_DOCUMENT PASSAGE_
★ ★ ★ ★

= Christian Atoki Ileka =

Christian Atoki Ileka (born 12 September 1960) is a diplomat currently serving as the ambassador of the Democratic Republic of the Congo to South Korea.

==Career==
Ileka's diplomatic career began in 1985, when he worked as the First Secretary of the embassy of Zaire in Athens, Greece, until 1988. He then served as European Bureau Chief in Zaire's Ministry of Foreign Affairs.

From June 1993 to December 1993, Ileka served as a human rights observer to the International Civil Mission in Haiti (MICIVIH). From May to December 1994, he served as registration official and press officer for the spokesman for the Assistant Special Representative of the Secretary-General before returning to MICIVIH from 1995 to 1999, during which Zaire transitioned to become the Democratic Republic of the Congo. Afterwards, he served as Minister Counselor to the Democratic Republic of the Congo's Permanent Mission to the United Nations until 2001.

★ ★ ★ ★

_DATA PROVIDED_
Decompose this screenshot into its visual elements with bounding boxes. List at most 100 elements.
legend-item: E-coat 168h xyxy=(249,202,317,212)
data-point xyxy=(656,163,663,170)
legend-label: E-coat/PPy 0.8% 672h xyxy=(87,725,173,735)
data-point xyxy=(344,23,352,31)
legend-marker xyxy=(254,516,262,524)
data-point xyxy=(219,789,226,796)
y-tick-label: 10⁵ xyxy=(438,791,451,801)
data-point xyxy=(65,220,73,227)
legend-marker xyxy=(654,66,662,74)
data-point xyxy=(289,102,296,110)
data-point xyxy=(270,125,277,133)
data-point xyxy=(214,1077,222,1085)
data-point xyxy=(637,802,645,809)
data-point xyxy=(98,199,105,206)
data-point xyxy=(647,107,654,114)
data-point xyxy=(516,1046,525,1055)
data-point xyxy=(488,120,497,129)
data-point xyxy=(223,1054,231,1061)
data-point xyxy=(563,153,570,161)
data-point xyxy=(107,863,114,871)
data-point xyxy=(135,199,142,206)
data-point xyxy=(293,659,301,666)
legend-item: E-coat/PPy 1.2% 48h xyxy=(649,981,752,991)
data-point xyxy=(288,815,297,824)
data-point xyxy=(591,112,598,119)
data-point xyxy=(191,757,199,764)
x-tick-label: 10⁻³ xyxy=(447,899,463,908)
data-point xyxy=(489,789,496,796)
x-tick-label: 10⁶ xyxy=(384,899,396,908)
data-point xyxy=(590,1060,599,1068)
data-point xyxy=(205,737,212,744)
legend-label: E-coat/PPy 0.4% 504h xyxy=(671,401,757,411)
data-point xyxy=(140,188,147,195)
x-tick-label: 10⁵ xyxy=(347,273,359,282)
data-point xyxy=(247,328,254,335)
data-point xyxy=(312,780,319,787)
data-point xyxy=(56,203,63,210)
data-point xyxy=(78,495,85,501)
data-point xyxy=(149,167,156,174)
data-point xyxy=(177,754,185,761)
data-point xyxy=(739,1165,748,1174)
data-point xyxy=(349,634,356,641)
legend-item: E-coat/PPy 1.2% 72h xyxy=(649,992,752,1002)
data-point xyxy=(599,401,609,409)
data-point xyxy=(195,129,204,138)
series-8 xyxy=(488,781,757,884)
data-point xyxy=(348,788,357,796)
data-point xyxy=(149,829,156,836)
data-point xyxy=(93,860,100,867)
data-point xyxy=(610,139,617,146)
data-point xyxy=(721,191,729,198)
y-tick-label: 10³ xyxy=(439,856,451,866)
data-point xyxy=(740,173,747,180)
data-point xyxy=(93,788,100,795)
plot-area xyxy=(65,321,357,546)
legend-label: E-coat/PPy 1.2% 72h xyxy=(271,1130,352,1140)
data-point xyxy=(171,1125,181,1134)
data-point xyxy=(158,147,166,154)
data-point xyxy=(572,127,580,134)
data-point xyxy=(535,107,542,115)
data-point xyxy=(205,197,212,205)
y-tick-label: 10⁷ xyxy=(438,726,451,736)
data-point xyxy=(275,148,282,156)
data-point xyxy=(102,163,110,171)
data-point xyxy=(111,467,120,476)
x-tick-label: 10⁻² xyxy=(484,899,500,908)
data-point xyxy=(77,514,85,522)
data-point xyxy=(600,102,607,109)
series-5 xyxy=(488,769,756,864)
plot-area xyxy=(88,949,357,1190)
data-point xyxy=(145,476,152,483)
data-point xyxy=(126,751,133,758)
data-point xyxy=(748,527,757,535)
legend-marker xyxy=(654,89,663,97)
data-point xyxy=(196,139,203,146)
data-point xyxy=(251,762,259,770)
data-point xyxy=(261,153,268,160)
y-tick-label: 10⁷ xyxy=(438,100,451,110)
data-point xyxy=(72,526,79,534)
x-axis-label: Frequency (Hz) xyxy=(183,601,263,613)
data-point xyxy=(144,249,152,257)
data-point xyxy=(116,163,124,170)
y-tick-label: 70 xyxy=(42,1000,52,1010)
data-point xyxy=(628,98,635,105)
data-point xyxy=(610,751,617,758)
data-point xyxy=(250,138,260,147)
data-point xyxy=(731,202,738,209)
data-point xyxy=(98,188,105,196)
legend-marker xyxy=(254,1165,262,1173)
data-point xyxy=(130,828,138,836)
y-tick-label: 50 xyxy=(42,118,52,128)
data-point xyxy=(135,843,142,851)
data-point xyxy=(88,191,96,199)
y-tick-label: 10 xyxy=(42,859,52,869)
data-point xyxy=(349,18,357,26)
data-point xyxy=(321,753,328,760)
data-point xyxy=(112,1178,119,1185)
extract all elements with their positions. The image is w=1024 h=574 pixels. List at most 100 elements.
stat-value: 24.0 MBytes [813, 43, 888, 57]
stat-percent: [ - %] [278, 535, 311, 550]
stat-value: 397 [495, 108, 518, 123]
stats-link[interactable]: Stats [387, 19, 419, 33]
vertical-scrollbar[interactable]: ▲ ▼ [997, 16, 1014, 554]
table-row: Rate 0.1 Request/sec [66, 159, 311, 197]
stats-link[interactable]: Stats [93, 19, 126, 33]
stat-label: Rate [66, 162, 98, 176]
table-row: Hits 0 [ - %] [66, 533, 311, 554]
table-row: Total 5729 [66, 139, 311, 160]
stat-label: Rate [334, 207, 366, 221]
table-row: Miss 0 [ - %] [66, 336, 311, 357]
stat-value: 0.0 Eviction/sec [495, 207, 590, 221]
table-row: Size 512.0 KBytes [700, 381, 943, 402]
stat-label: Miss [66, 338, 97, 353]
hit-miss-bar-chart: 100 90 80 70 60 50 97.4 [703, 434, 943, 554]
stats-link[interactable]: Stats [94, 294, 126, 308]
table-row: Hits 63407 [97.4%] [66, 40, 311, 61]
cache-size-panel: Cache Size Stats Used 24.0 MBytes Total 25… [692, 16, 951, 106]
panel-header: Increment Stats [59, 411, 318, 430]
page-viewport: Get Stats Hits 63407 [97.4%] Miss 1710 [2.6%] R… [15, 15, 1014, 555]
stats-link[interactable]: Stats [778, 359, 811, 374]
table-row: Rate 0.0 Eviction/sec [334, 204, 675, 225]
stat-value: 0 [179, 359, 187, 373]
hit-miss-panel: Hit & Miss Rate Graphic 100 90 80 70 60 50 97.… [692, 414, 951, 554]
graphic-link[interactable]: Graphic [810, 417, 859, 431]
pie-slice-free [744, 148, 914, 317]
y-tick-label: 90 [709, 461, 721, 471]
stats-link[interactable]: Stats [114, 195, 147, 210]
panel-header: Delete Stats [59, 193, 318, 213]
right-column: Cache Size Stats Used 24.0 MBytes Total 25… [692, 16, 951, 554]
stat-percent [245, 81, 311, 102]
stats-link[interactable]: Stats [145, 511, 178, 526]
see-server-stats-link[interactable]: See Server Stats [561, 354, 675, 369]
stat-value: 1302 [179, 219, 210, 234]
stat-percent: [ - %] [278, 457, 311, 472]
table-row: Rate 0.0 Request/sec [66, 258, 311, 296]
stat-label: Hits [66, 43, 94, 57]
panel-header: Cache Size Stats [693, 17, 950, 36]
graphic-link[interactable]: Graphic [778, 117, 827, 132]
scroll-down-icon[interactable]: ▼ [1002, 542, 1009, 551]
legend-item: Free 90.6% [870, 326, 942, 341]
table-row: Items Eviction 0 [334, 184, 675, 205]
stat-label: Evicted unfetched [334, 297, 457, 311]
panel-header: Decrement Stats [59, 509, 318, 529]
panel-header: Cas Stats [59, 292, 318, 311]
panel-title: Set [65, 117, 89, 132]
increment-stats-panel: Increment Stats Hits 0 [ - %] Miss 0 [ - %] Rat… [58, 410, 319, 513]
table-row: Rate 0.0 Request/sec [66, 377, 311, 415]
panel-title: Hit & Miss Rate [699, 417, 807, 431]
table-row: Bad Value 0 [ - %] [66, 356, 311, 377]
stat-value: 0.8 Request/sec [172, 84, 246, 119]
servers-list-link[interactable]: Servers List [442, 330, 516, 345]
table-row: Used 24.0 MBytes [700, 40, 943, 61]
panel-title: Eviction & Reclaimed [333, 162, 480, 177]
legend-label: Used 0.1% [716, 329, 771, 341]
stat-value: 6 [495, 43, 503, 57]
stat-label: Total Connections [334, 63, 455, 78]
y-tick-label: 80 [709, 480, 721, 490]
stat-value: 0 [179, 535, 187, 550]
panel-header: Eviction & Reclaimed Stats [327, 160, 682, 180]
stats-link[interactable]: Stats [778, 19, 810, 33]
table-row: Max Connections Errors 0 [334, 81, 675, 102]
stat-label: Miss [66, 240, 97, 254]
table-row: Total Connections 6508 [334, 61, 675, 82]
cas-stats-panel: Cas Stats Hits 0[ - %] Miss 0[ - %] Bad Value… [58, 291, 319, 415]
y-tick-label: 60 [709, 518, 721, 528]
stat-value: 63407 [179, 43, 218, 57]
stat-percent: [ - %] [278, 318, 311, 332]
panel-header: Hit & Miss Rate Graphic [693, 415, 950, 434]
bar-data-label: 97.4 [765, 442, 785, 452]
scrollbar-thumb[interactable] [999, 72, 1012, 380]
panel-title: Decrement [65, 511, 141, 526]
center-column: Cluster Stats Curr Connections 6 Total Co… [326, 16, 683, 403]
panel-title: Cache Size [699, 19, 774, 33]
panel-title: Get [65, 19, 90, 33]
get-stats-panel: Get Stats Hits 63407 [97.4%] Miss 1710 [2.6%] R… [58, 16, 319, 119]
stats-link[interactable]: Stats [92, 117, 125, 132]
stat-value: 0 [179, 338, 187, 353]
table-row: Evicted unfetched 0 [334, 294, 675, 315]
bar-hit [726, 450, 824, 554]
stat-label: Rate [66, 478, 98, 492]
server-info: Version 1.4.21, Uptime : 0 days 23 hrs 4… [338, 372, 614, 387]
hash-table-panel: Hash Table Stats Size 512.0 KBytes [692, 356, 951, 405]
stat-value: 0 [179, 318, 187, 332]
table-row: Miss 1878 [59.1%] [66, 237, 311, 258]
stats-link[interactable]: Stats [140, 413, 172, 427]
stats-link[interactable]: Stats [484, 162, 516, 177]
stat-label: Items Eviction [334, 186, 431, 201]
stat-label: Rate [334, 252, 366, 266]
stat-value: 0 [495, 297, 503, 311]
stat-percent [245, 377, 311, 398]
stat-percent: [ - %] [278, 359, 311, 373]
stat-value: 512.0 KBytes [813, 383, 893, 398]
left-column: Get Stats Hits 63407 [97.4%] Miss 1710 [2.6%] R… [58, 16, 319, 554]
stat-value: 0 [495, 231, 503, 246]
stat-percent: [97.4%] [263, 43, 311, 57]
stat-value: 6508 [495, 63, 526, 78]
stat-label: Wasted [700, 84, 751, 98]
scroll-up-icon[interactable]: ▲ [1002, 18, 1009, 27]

★ ★ ★ ★

_DIRECTIVE 1_
Copy out the Christian Atoki Ileka biography again, starting at the words "Christian Atoki Ileka (born" and ending after "to South Korea.", but rename "South Korea" as "the Republic of Korea".
_DIRECTIVE 2_
Answer these about the Christian Atoki Ileka biography:
(a) In which city did Ileka serve as First Secretary of Zaire's embassy?
(b) What role did he hold with MICIVIH from June to December 1993?
(c) Until what year was he Minister Counselor to the Permanent Mission to the United Nations?
_DIRECTIVE 3_
Resume the Christian Atoki Ileka biography from its last sentence and keep writing.

_REPLY 1_
Christian Atoki Ileka (born 12 September 1960) is a diplomat currently serving as the ambassador of the Democratic Republic of the Congo to the Republic of Korea.

_REPLY 2_
(a) Athens, Greece
(b) Human rights observer
(c) 2001

_REPLY 3_
From 23 May 2001 to 2011, Ileka served as Permanent Representative of the Democratic Republic of the Congo to the United Nations. From October 2011 to 2017, he served as ambassador of the DRC to France. He was named to that position three weeks after the death of his predecessor Myra Ndjoku.

In 2021, he was appointed chief of staff to Christophe Lutundula.

==Personal life==

Ileka was born in Kinshasa, of and is Mongo. Ileka attended the Catholic University in Leuven, Belgium. He is married and has five children.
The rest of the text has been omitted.